**Passage given:**
# Marathon runner converting to Ultra cycling: Needs help



## Mark L (Sep 23, 2014)

I thank anyone in advance for replying. I was forced to retire from marathon running due to a partial knee replacement. I was told I could cycle as much as I want by my Orthopedic doc. So, therefore I have chosen to take up Ultra cycling. Unfortunately, I am still rehabbing my knee and have no experience, but, I will learn and plan on being ready to cycle on the road in great physical condition by Spring 2015. Any tips what so ever, would be highly appreciated, the do's the don'ts. Again, thank you for taking the time to read this.


----------



## MMsRepBike (Apr 1, 2014)

Bike fitment is the most important thing. You have to be comfortable. You have to be in a "proper" position so you don't harm your knees/back/anything at all. We spin our legs tens of thousands of times in short time frames, if something is off it adds up quick.

Professional bike fitments are usually suggested. There's lots of people and lots of methods though. Some are better than others and I'm not going to go into that shark barrel. Seeing how you're new though, you'll need help from some professional at least to oversee your fitment.

Once you have a correct fit and all of your measurements/dimensions, it's just a matter of buying stuff and getting out there on it. But first things first.


----------



## oily666 (Apr 7, 2007)

You didn't mention your age.


----------



## Social Climber (Jan 16, 2013)

Get this book:

The Complete Book of Long-Distance Cycling: Build the Strength, Skills, and Confidence to Ride as Far as You Want: Edmund R. Burke, Ed Pavelka: 9781579541996: Amazon.com: Books


----------



## Mark L (Sep 23, 2014)

Thank you. Excellent advice. I will be sure to do all the above


----------



## Mark L (Sep 23, 2014)

58 yrs. old. Don't let that fool you, I ran my last Marathon 6 months ago. Age is just a number and a bunch of sore muscles.


----------



## Mark L (Sep 23, 2014)

Thanks. ordering it right now


----------



## mpre53 (Oct 25, 2011)

Focus on the things that protect your knees, too. Proper seat height/position, foot placement on the pedals (clipless and correct cleat placement, and pedals/cleats with float, will help), and using cadence instead of mashing too high a gear. Done the right way, cycling places almost no stress on your knees. I know several riders who've had double full knee replacements.


----------



## Mark L (Sep 23, 2014)

Thank you. Great advice


----------



## David Loving (Jun 13, 2008)

"You're only as old as you are." When working on bike fit, be particularly attentive to the correct saddle. You're going to be on it a lot.


----------



## oily666 (Apr 7, 2007)

Mark L said:


> 58 yrs. old. Don't let that fool you, I ran my last Marathon 6 months ago. Age is just a number and a bunch of sore muscles.


I did Sebring the first time when I was 58. You'll be fine.


----------



## Srode (Aug 19, 2012)

David Loving said:


> When working on bike fit, be particularly attentive to the correct saddle. You're going to be on it a lot.

**Collected material:**

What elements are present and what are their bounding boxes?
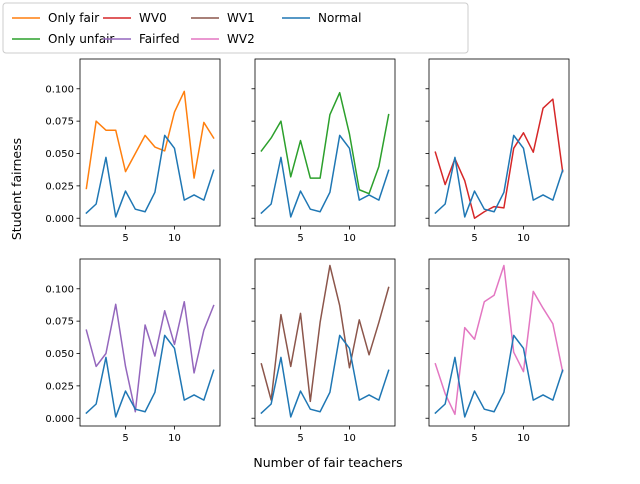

**Your task:**
Answer these from the forum thread about a marathon runner switching to ultra cycling:
1. What forced Mark L to give up marathon running?
2. How old does Mark L say he is?
3. Which book does Social Climber suggest he get?

**Written answer:**
1. A partial knee replacement.
2. 58 years old.
3. The Complete Book of Long-Distance Cycling: Build the Strength, Skills, and Confidence to Ride as Far as You Want, by Edmund R. Burke and Ed Pavelka.